What is being asked → Without altering anything, output the material below.

Data listing →
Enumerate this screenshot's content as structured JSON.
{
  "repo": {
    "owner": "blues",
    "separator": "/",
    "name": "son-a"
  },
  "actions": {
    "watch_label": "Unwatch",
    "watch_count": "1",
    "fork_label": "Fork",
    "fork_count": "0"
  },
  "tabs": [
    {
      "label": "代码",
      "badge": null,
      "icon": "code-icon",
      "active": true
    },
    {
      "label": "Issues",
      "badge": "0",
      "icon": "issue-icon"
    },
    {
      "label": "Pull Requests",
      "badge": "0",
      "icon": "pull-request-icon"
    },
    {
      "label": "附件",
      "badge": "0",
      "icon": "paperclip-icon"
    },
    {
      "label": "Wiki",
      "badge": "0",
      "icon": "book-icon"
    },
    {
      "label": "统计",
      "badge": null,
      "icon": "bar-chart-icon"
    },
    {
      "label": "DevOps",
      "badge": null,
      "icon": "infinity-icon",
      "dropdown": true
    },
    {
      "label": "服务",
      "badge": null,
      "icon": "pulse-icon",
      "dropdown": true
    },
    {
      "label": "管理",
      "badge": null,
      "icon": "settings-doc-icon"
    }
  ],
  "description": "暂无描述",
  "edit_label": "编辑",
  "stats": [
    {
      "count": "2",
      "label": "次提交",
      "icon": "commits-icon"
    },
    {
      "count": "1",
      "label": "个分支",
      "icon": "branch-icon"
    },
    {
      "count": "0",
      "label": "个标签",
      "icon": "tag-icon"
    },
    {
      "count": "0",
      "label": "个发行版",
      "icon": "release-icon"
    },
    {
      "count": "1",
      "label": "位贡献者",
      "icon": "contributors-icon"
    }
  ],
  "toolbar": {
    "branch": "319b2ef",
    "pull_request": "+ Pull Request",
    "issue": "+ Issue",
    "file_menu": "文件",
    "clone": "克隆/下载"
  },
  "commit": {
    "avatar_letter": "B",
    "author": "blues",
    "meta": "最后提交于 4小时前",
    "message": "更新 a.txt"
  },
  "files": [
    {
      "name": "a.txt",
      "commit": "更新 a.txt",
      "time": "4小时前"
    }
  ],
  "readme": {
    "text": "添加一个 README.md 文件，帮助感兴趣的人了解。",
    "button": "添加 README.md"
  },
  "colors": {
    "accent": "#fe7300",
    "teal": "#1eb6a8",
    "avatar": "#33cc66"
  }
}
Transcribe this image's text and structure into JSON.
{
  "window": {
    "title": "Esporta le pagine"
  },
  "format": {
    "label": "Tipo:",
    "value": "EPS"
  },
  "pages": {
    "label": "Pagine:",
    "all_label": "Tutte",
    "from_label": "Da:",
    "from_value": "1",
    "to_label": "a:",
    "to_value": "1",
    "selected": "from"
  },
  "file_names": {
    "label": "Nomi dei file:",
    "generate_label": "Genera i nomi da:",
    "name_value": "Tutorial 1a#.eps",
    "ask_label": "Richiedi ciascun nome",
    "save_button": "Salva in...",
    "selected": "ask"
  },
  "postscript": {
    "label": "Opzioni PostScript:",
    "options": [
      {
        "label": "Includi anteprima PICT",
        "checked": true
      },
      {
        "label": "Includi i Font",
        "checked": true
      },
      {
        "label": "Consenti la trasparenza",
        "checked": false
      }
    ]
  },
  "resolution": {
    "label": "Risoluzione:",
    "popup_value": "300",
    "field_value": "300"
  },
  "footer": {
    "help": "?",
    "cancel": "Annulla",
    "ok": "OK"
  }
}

Exercise answer →
Enumerate this screenshot's content as structured JSON.
{
  "repo": {
    "owner": "blues",
    "separator": "/",
    "name": "son-a"
  },
  "actions": {
    "watch_label": "Unwatch",
    "watch_count": "1",
    "fork_label": "Fork",
    "fork_count": "0"
  },
  "tabs": [
    {
      "label": "代码",
      "badge": null,
      "icon": "code-icon",
      "active": true
    },
    {
      "label": "Issues",
      "badge": "0",
      "icon": "issue-icon"
    },
    {
      "label": "Pull Requests",
      "badge": "0",
      "icon": "pull-request-icon"
    },
    {
      "label": "附件",
      "badge": "0",
      "icon": "paperclip-icon"
    },
    {
      "label": "Wiki",
      "badge": "0",
      "icon": "book-icon"
    },
    {
      "label": "统计",
      "badge": null,
      "icon": "bar-chart-icon"
    },
    {
      "label": "DevOps",
      "badge": null,
      "icon": "infinity-icon",
      "dropdown": true
    },
    {
      "label": "服务",
      "badge": null,
      "icon": "pulse-icon",
      "dropdown": true
    },
    {
      "label": "管理",
      "badge": null,
      "icon": "settings-doc-icon"
    }
  ],
  "description": "暂无描述",
  "edit_label": "编辑",
  "stats": [
    {
      "count": "2",
      "label": "次提交",
      "icon": "commits-icon"
    },
    {
      "count": "1",
      "label": "个分支",
      "icon": "branch-icon"
    },
    {
      "count": "0",
      "label": "个标签",
      "icon": "tag-icon"
    },
    {
      "count": "0",
      "label": "个发行版",
      "icon": "release-icon"
    },
    {
      "count": "1",
      "label": "位贡献者",
      "icon": "contributors-icon"
    }
  ],
  "toolbar": {
    "branch": "319b2ef",
    "pull_request": "+ Pull Request",
    "issue": "+ Issue",
    "file_menu": "文件",
    "clone": "克隆/下载"
  },
  "commit": {
    "avatar_letter": "B",
    "author": "blues",
    "meta": "最后提交于 4小时前",
    "message": "更新 a.txt"
  },
  "files": [
    {
      "name": "a.txt",
      "commit": "更新 a.txt",
      "time": "4小时前"
    }
  ],
  "readme": {
    "text": "添加一个 README.md 文件，帮助感兴趣的人了解。",
    "button": "添加 README.md"
  },
  "colors": {
    "accent": "#fe7300",
    "teal": "#1eb6a8",
    "avatar": "#33cc66"
  }
}
Transcribe this image's text and structure into JSON.
{
  "window": {
    "title": "Esporta le pagine"
  },
  "format": {
    "label": "Tipo:",
    "value": "EPS"
  },
  "pages": {
    "label": "Pagine:",
    "all_label": "Tutte",
    "from_label": "Da:",
    "from_value": "1",
    "to_label": "a:",
    "to_value": "1",
    "selected": "from"
  },
  "file_names": {
    "label": "Nomi dei file:",
    "generate_label": "Genera i nomi da:",
    "name_value": "Tutorial 1a#.eps",
    "ask_label": "Richiedi ciascun nome",
    "save_button": "Salva in...",
    "selected": "ask"
  },
  "postscript": {
    "label": "Opzioni PostScript:",
    "options": [
      {
        "label": "Includi anteprima PICT",
        "checked": true
      },
      {
        "label": "Includi i Font",
        "checked": true
      },
      {
        "label": "Consenti la trasparenza",
        "checked": false
      }
    ]
  },
  "resolution": {
    "label": "Risoluzione:",
    "popup_value": "300",
    "field_value": "300"
  },
  "footer": {
    "help": "?",
    "cancel": "Annulla",
    "ok": "OK"
  }
}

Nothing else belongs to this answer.